**WHAT IS NEEDED**
Rename every "work-item-text" in the material below to "work-item-description". Copy everything else unchanged, and leave out the picture.

**GIVEN DATA**
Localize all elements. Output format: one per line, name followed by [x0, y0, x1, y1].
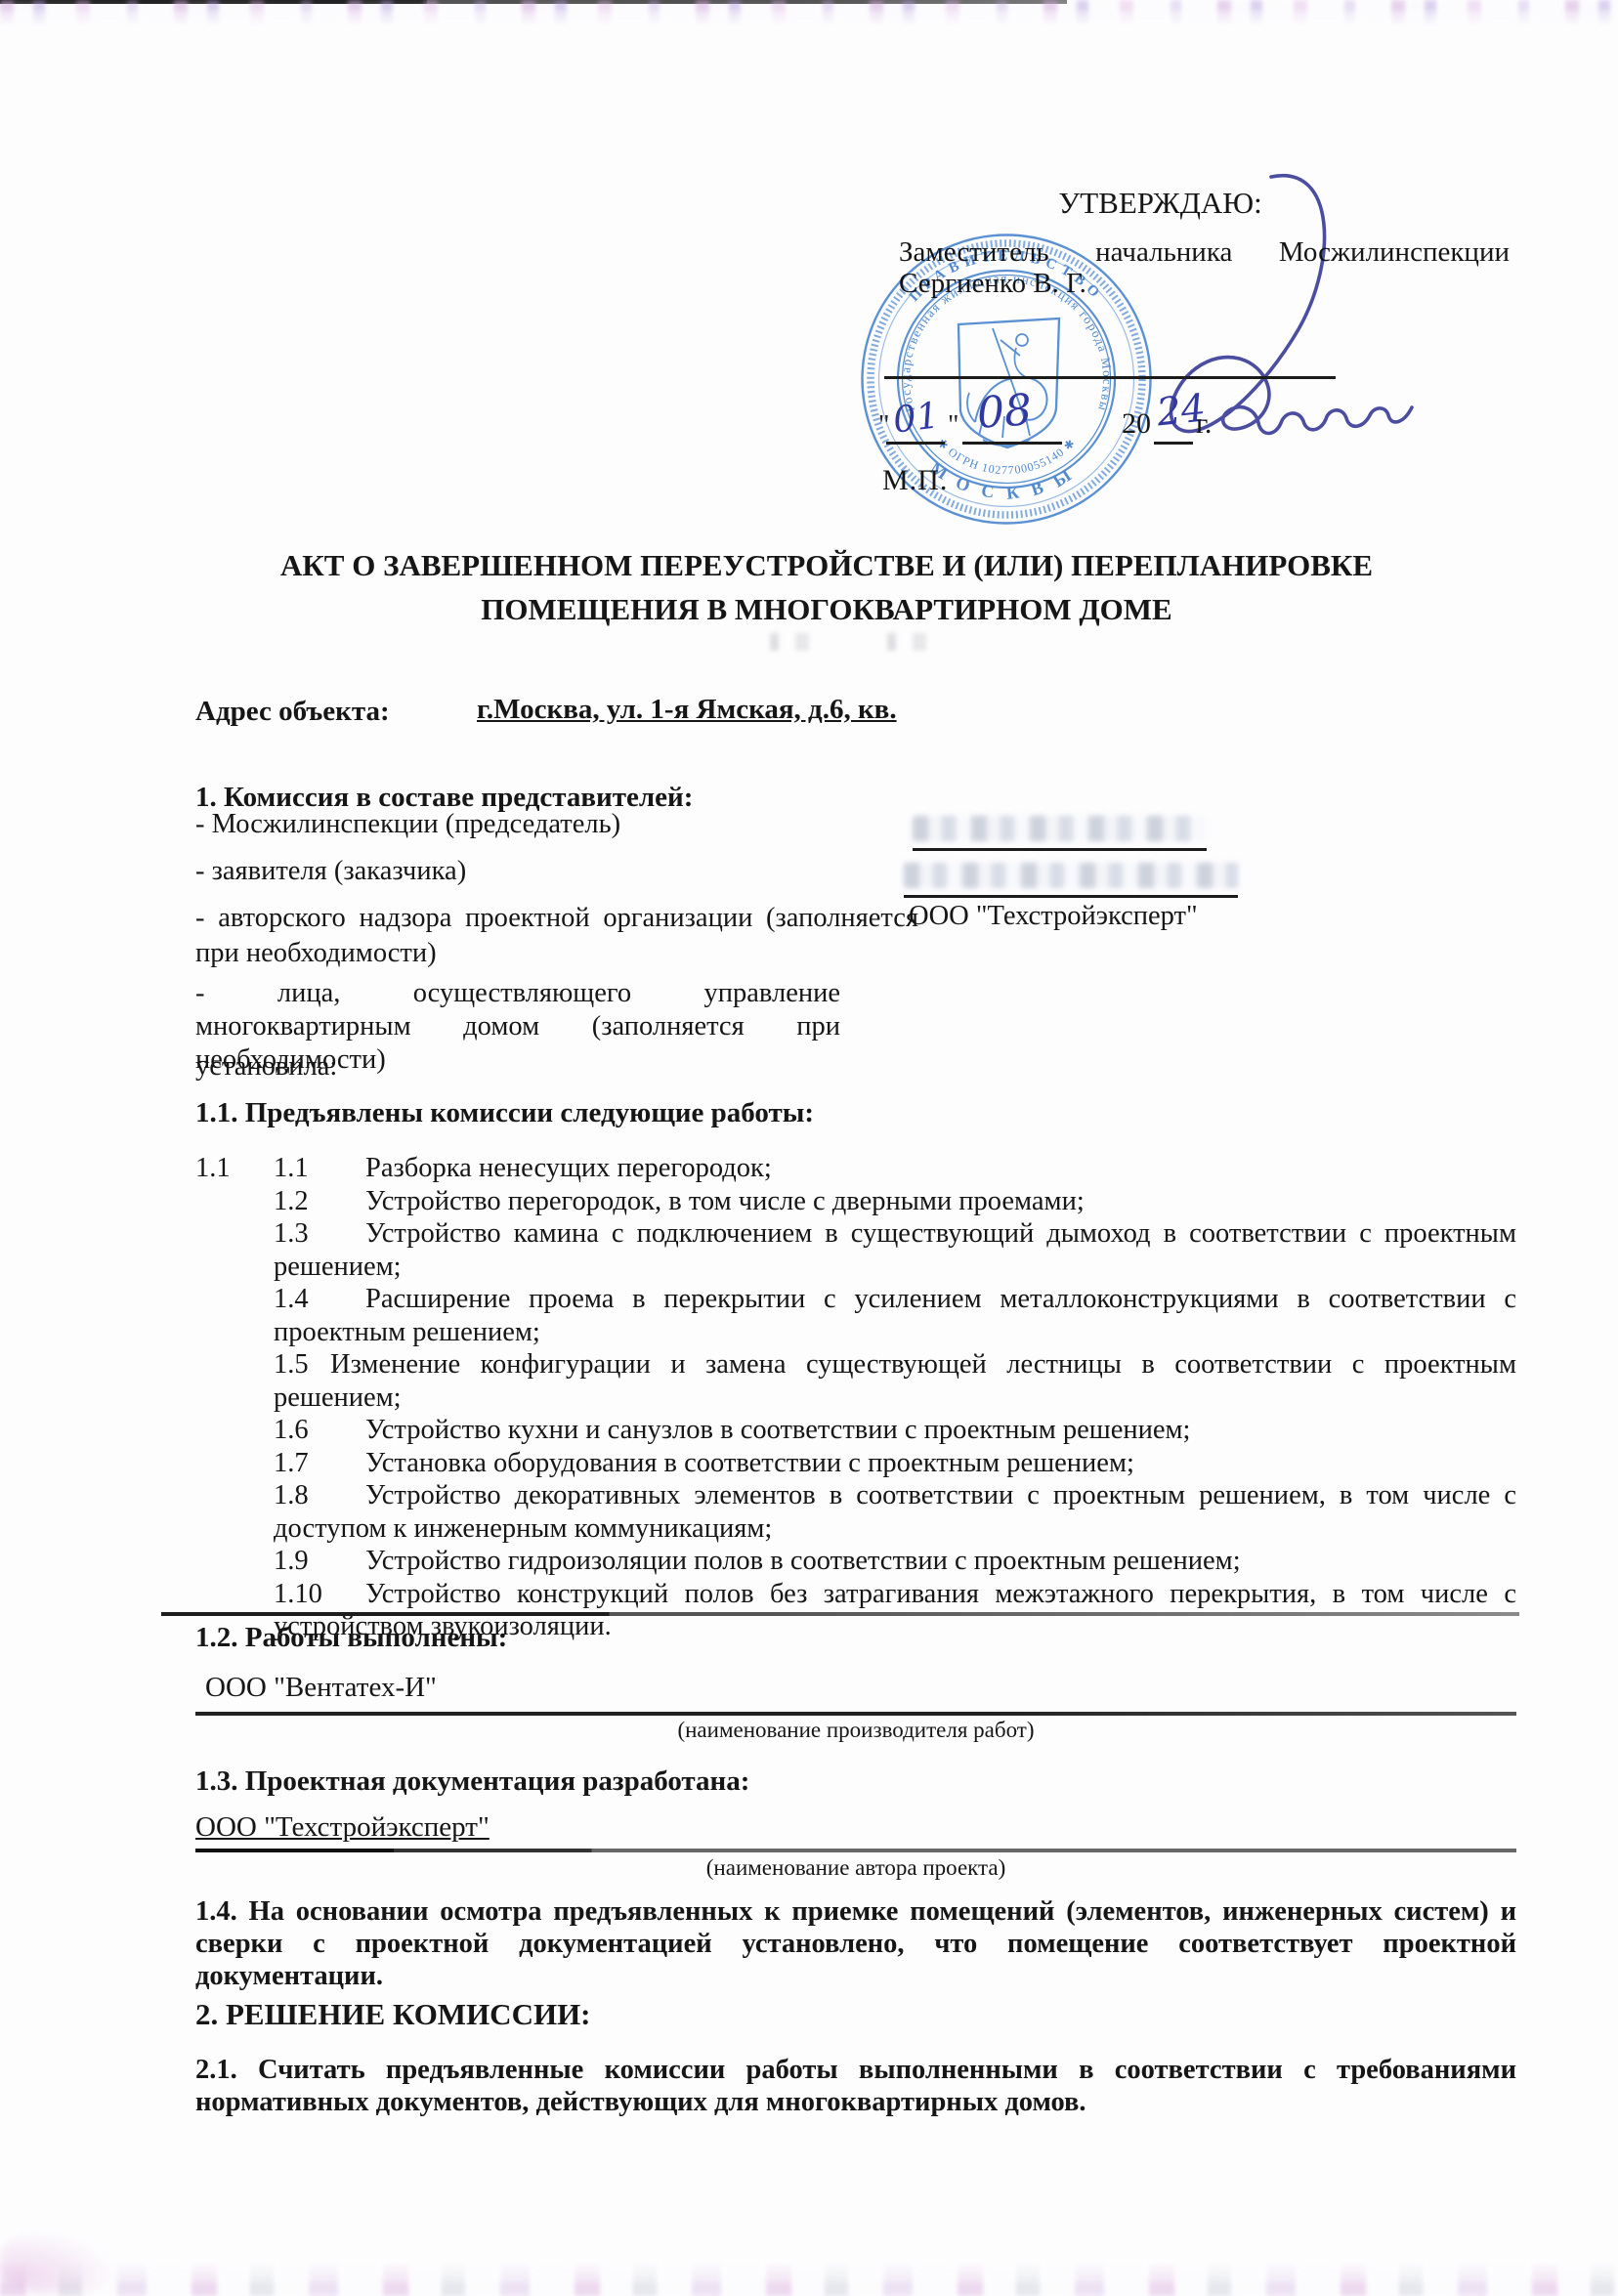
work-item: 1.2Устройство перегородок, в том числе с…	[274, 1185, 1516, 1218]
work-item-number: 1.5	[274, 1348, 330, 1382]
commission-field-line	[904, 895, 1238, 898]
commission-row-label: - авторского надзора проектной организац…	[195, 901, 918, 971]
commission-row-label: - заявителя (заказчика)	[195, 854, 466, 889]
scan-artifact-blob	[0, 2230, 117, 2294]
work-item-text: Устройство перегородок, в том числе с дв…	[365, 1186, 1085, 1216]
scan-noise-bottom	[0, 2261, 1618, 2296]
address-value: г.Москва, ул. 1-я Ямская, д.6, кв.	[477, 694, 897, 726]
date-day-handwritten: 01	[891, 394, 942, 441]
work-item-text: Изменение конфигурации и замена существу…	[274, 1349, 1516, 1413]
work-item-number: 1.6	[274, 1414, 365, 1447]
work-item-text: Устройство гидроизоляции полов в соответ…	[365, 1546, 1241, 1576]
date-year-suffix: г.	[1196, 407, 1212, 441]
date-open-quote: "	[878, 410, 889, 442]
section12-field-line	[195, 1712, 1516, 1716]
work-item-text: Разборка ненесущих перегородок;	[365, 1153, 772, 1183]
scan-noise-top	[0, 0, 1618, 27]
section12-heading: 1.2. Работы выполнены:	[195, 1622, 507, 1654]
document-page: УТВЕРЖДАЮ: Заместитель начальника Мосжил…	[0, 0, 1618, 2296]
work-item: 1.3Устройство камина с подключением в су…	[274, 1217, 1516, 1283]
stamp-place-label: М.П.	[882, 464, 948, 497]
date-close-quote: "	[948, 410, 958, 442]
work-item: 1.1Разборка ненесущих перегородок;	[274, 1152, 1516, 1185]
section13-heading: 1.3. Проектная документация разработана:	[195, 1765, 749, 1798]
commission-row-label: - Мосжилинспекции (председатель)	[195, 807, 620, 842]
commission-field-line	[913, 848, 1207, 851]
decision-paragraph: 2.1. Считать предъявленные комиссии рабо…	[195, 2054, 1516, 2118]
work-item-text: Устройство декоративных элементов в соот…	[274, 1480, 1516, 1544]
commission-footer: установила:	[195, 1051, 337, 1083]
section12-value: ООО "Вентатех-И"	[205, 1672, 437, 1704]
title-line-2: ПОМЕЩЕНИЯ В МНОГОКВАРТИРНОМ ДОМЕ	[166, 587, 1487, 631]
work-item-text: Устройство кухни и санузлов в соответств…	[365, 1415, 1190, 1445]
work-item-number: 1.7	[274, 1447, 365, 1480]
work-item-number: 1.10	[274, 1578, 365, 1611]
work-item-number: 1.2	[274, 1185, 365, 1218]
work-item: 1.7Установка оборудования в соответствии…	[274, 1447, 1516, 1480]
work-item-number: 1.4	[274, 1283, 365, 1316]
work-item-number: 1.3	[274, 1217, 365, 1251]
address-label: Адрес объекта:	[195, 696, 390, 728]
date-year-prefix: 20	[1122, 407, 1151, 441]
signature-underline	[884, 376, 1336, 379]
work-item: 1.9Устройство гидроизоляции полов в соот…	[274, 1545, 1516, 1578]
works-margin-note: 1.1	[195, 1152, 231, 1185]
section13-field-line	[195, 1849, 1516, 1852]
work-item-text: Устройство камина с подключением в сущес…	[274, 1218, 1516, 1282]
section14-paragraph: 1.4. На основании осмотра предъявленных …	[195, 1895, 1516, 1992]
redacted-entry	[904, 863, 1238, 888]
date-year-underline	[1154, 442, 1193, 445]
date-day-underline	[886, 442, 945, 445]
decision-heading: 2. РЕШЕНИЕ КОМИССИИ:	[195, 1997, 591, 2032]
title-line-1: АКТ О ЗАВЕРШЕННОМ ПЕРЕУСТРОЙСТВЕ И (ИЛИ)…	[166, 543, 1487, 587]
scan-ghost-marks	[770, 633, 965, 651]
work-item: 1.5Изменение конфигурации и замена сущес…	[274, 1348, 1516, 1414]
work-item-number: 1.8	[274, 1479, 365, 1512]
work-item: 1.6Устройство кухни и санузлов в соответ…	[274, 1414, 1516, 1447]
work-item-number: 1.1	[274, 1152, 365, 1185]
work-item-number: 1.9	[274, 1545, 365, 1578]
section13-value: ООО "Техстройэксперт"	[195, 1811, 490, 1844]
date-month-handwritten: 08	[975, 385, 1033, 439]
section13-caption: (наименование автора проекта)	[195, 1855, 1516, 1881]
work-item-text: Установка оборудования в соответствии с …	[365, 1448, 1134, 1478]
section12-caption: (наименование производителя работ)	[195, 1718, 1516, 1743]
work-item: 1.4Расширение проема в перекрытии с усил…	[274, 1283, 1516, 1348]
redacted-entry	[913, 816, 1206, 841]
document-title: АКТ О ЗАВЕРШЕННОМ ПЕРЕУСТРОЙСТВЕ И (ИЛИ)…	[166, 543, 1487, 631]
commission-row-value: ООО "Техстройэксперт"	[909, 901, 1198, 932]
date-month-underline	[962, 442, 1062, 445]
work-item: 1.8Устройство декоративных элементов в с…	[274, 1479, 1516, 1545]
works-heading: 1.1. Предъявлены комиссии следующие рабо…	[195, 1097, 814, 1129]
work-item-text: Расширение проема в перекрытии с усилени…	[274, 1284, 1516, 1347]
works-end-line	[161, 1612, 1519, 1616]
works-list: 1.1 1.1Разборка ненесущих перегородок; 1…	[274, 1152, 1516, 1643]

**PROBLEM SOLUTION**
Localize all elements. Output format: one per line, name followed by [x0, y0, x1, y1].
work-item: 1.2Устройство перегородок, в том числе с…	[274, 1185, 1516, 1218]
work-item-number: 1.5	[274, 1348, 330, 1382]
commission-field-line	[904, 895, 1238, 898]
commission-row-label: - авторского надзора проектной организац…	[195, 901, 918, 971]
commission-row-label: - заявителя (заказчика)	[195, 854, 466, 889]
scan-artifact-blob	[0, 2230, 117, 2294]
work-item-description: Устройство перегородок, в том числе с дв…	[365, 1186, 1085, 1216]
scan-noise-bottom	[0, 2261, 1618, 2296]
address-value: г.Москва, ул. 1-я Ямская, д.6, кв.	[477, 694, 897, 726]
date-day-handwritten: 01	[891, 394, 942, 441]
work-item-description: Изменение конфигурации и замена существу…	[274, 1349, 1516, 1413]
work-item-number: 1.6	[274, 1414, 365, 1447]
work-item-description: Устройство гидроизоляции полов в соответ…	[365, 1546, 1241, 1576]
date-year-suffix: г.	[1196, 407, 1212, 441]
date-open-quote: "	[878, 410, 889, 442]
section12-field-line	[195, 1712, 1516, 1716]
work-item-description: Разборка ненесущих перегородок;	[365, 1153, 772, 1183]
scan-noise-top	[0, 0, 1618, 27]
section12-heading: 1.2. Работы выполнены:	[195, 1622, 507, 1654]
document-page: УТВЕРЖДАЮ: Заместитель начальника Мосжил…	[0, 0, 1618, 2296]
work-item: 1.3Устройство камина с подключением в су…	[274, 1217, 1516, 1283]
stamp-place-label: М.П.	[882, 464, 948, 497]
date-close-quote: "	[948, 410, 958, 442]
work-item: 1.1Разборка ненесущих перегородок;	[274, 1152, 1516, 1185]
section13-heading: 1.3. Проектная документация разработана:	[195, 1765, 749, 1798]
commission-row-label: - Мосжилинспекции (председатель)	[195, 807, 620, 842]
commission-field-line	[913, 848, 1207, 851]
decision-paragraph: 2.1. Считать предъявленные комиссии рабо…	[195, 2054, 1516, 2118]
work-item-description: Устройство декоративных элементов в соот…	[274, 1480, 1516, 1544]
commission-footer: установила:	[195, 1051, 337, 1083]
section12-value: ООО "Вентатех-И"	[205, 1672, 437, 1704]
title-line-2: ПОМЕЩЕНИЯ В МНОГОКВАРТИРНОМ ДОМЕ	[166, 587, 1487, 631]
work-item-description: Устройство кухни и санузлов в соответств…	[365, 1415, 1190, 1445]
work-item-number: 1.7	[274, 1447, 365, 1480]
work-item-number: 1.10	[274, 1578, 365, 1611]
work-item-number: 1.2	[274, 1185, 365, 1218]
work-item: 1.7Установка оборудования в соответствии…	[274, 1447, 1516, 1480]
work-item-number: 1.4	[274, 1283, 365, 1316]
work-item-number: 1.3	[274, 1217, 365, 1251]
address-label: Адрес объекта:	[195, 696, 390, 728]
date-year-prefix: 20	[1122, 407, 1151, 441]
signature-underline	[884, 376, 1336, 379]
work-item: 1.9Устройство гидроизоляции полов в соот…	[274, 1545, 1516, 1578]
works-margin-note: 1.1	[195, 1152, 231, 1185]
section13-field-line	[195, 1849, 1516, 1852]
work-item-description: Устройство камина с подключением в сущес…	[274, 1218, 1516, 1282]
section14-paragraph: 1.4. На основании осмотра предъявленных …	[195, 1895, 1516, 1992]
redacted-entry	[904, 863, 1238, 888]
date-year-underline	[1154, 442, 1193, 445]
date-day-underline	[886, 442, 945, 445]
decision-heading: 2. РЕШЕНИЕ КОМИССИИ:	[195, 1997, 591, 2032]
title-line-1: АКТ О ЗАВЕРШЕННОМ ПЕРЕУСТРОЙСТВЕ И (ИЛИ)…	[166, 543, 1487, 587]
scan-ghost-marks	[770, 633, 965, 651]
work-item: 1.5Изменение конфигурации и замена сущес…	[274, 1348, 1516, 1414]
work-item-number: 1.8	[274, 1479, 365, 1512]
work-item: 1.6Устройство кухни и санузлов в соответ…	[274, 1414, 1516, 1447]
work-item-number: 1.1	[274, 1152, 365, 1185]
work-item-number: 1.9	[274, 1545, 365, 1578]
section13-value: ООО "Техстройэксперт"	[195, 1811, 490, 1844]
date-month-handwritten: 08	[975, 385, 1033, 439]
section13-caption: (наименование автора проекта)	[195, 1855, 1516, 1881]
work-item-description: Установка оборудования в соответствии с …	[365, 1448, 1134, 1478]
section12-caption: (наименование производителя работ)	[195, 1718, 1516, 1743]
work-item: 1.4Расширение проема в перекрытии с усил…	[274, 1283, 1516, 1348]
redacted-entry	[913, 816, 1206, 841]
document-title: АКТ О ЗАВЕРШЕННОМ ПЕРЕУСТРОЙСТВЕ И (ИЛИ)…	[166, 543, 1487, 631]
commission-row-value: ООО "Техстройэксперт"	[909, 901, 1198, 932]
date-month-underline	[962, 442, 1062, 445]
work-item: 1.8Устройство декоративных элементов в с…	[274, 1479, 1516, 1545]
works-heading: 1.1. Предъявлены комиссии следующие рабо…	[195, 1097, 814, 1129]
work-item-description: Расширение проема в перекрытии с усилени…	[274, 1284, 1516, 1347]
works-end-line	[161, 1612, 1519, 1616]
works-list: 1.1 1.1Разборка ненесущих перегородок; 1…	[274, 1152, 1516, 1643]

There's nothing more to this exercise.